### Entries shown
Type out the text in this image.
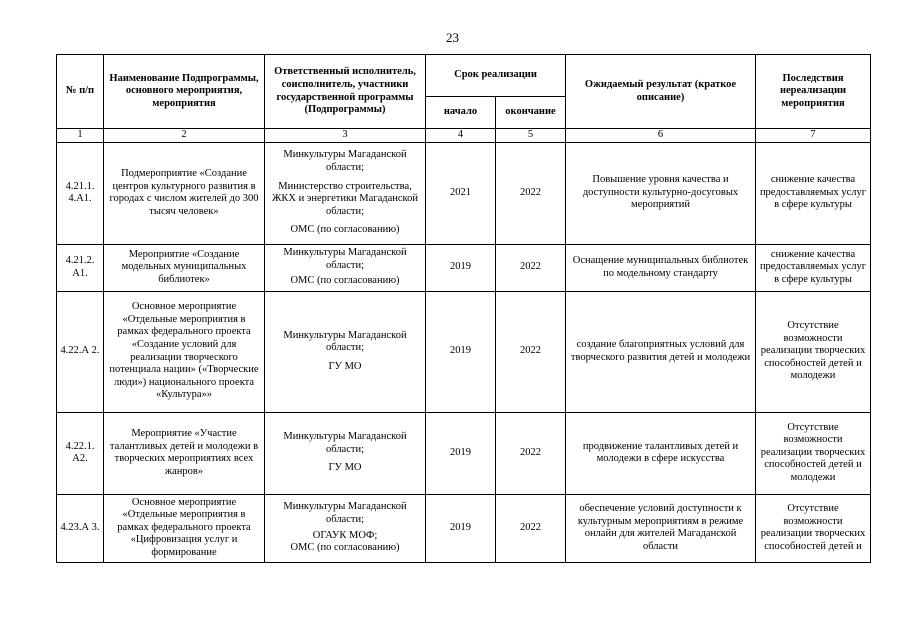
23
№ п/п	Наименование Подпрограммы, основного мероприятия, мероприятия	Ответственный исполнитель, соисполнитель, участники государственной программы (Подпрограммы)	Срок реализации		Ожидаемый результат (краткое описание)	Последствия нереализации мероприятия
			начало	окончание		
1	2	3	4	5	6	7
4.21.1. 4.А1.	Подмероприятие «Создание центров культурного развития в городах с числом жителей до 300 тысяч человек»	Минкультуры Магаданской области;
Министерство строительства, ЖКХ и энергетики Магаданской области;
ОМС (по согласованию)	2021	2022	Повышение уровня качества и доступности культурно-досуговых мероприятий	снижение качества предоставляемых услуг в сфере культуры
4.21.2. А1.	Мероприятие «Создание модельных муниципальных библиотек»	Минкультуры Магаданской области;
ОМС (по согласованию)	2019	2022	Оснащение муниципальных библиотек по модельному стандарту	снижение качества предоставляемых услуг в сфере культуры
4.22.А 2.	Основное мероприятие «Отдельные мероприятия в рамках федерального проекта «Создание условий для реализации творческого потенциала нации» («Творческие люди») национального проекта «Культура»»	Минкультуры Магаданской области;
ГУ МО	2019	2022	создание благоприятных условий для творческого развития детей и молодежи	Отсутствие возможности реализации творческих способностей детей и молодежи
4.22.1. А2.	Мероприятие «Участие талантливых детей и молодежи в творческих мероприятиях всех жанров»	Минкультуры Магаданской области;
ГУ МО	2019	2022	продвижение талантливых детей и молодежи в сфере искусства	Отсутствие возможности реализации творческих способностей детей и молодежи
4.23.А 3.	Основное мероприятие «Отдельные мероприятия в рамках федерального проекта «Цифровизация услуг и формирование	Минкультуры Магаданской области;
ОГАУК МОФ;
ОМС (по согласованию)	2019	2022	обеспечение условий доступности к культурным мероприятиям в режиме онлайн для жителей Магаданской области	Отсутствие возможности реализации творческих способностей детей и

---

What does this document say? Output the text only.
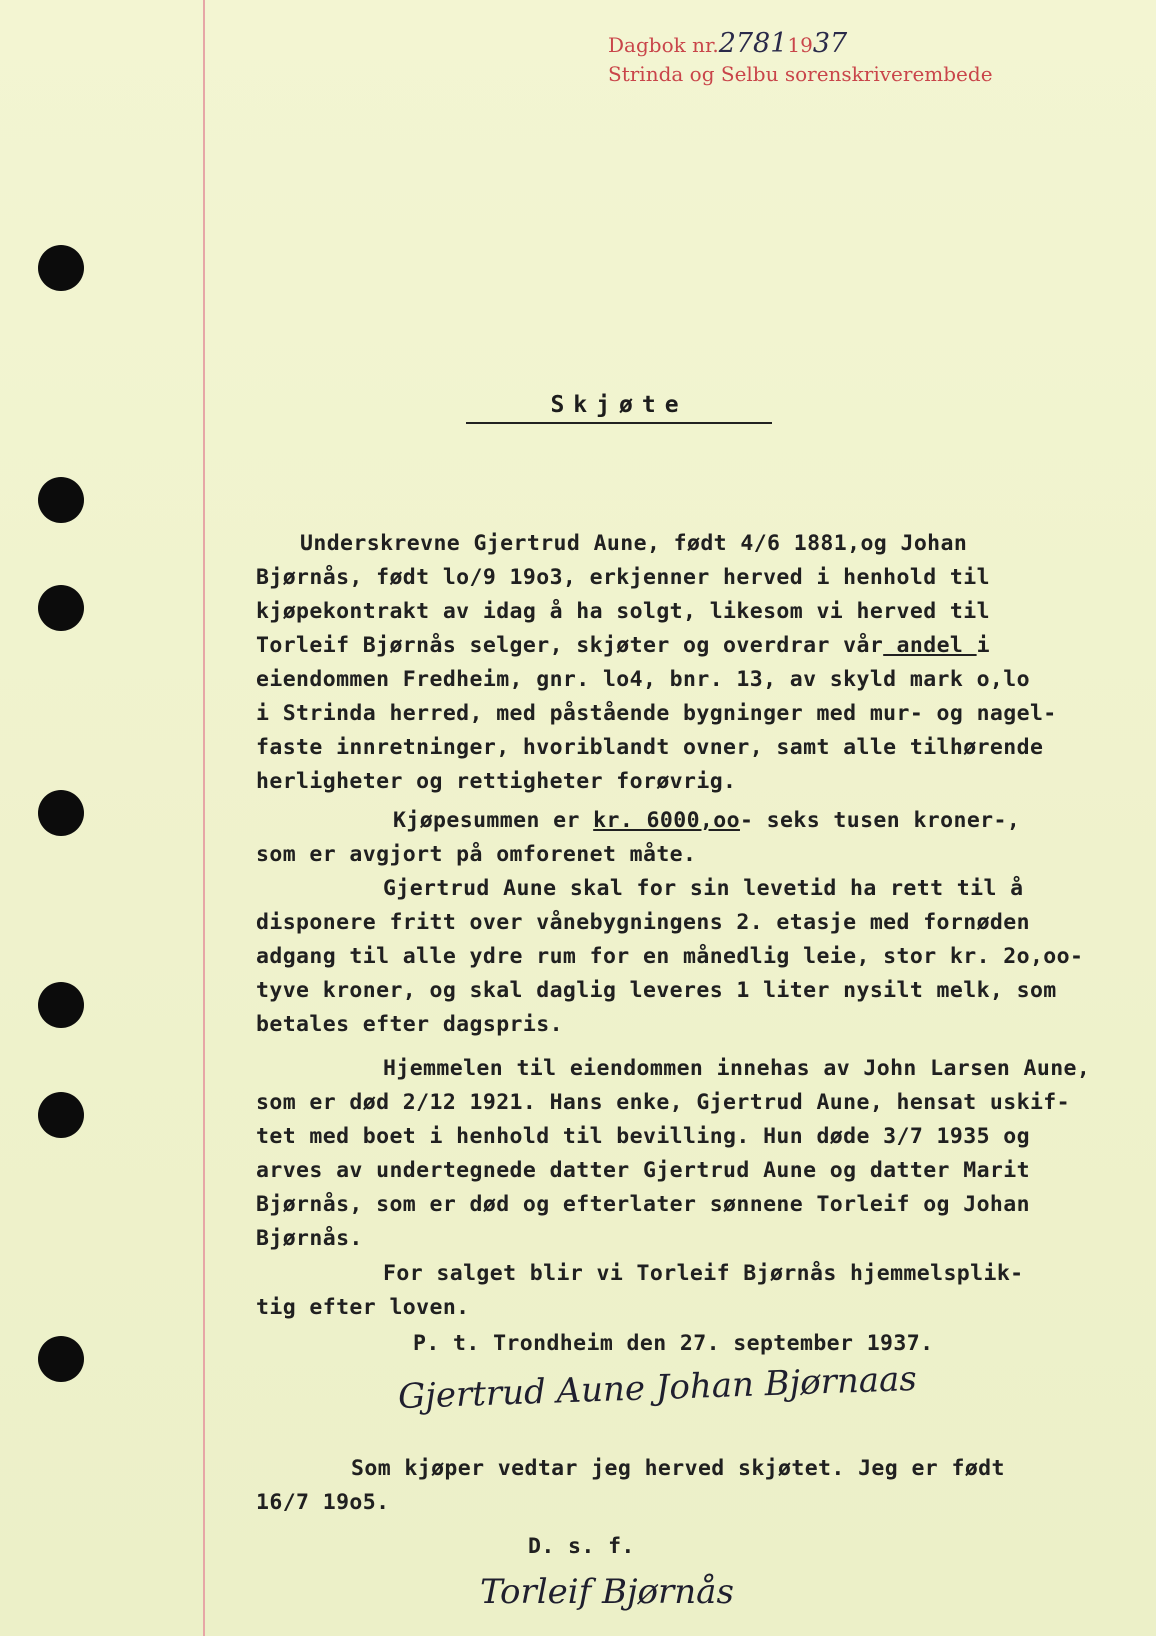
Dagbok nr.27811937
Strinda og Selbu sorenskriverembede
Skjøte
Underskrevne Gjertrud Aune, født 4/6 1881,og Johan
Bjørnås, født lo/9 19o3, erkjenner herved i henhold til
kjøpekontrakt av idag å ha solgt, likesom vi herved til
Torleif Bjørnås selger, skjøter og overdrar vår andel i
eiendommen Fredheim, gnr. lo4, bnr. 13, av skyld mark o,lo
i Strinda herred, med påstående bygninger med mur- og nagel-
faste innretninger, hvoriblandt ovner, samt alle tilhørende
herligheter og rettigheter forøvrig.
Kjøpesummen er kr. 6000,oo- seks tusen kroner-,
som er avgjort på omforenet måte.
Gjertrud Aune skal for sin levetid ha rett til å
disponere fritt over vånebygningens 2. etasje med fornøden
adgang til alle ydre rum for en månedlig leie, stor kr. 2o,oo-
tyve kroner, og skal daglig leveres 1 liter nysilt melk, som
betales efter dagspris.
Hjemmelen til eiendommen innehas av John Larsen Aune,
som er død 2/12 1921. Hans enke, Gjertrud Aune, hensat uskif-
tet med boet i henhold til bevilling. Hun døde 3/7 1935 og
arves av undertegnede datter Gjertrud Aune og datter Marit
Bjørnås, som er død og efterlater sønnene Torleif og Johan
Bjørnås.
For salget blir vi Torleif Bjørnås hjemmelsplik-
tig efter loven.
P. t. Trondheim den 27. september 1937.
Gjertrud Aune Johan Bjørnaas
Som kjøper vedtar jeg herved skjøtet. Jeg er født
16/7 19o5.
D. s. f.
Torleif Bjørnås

### Task objective
Lines of the material that contain the word "библиотек" are to be gathered.

### Answer to the task
4.21.2. А1.	Мероприятие «Создание модельных муниципальных библиотек»	Минкультуры Магаданской области;
ОМС (по согласованию)	2019	2022	Оснащение муниципальных библиотек по модельному стандарту	снижение качества предоставляемых услуг в сфере культуры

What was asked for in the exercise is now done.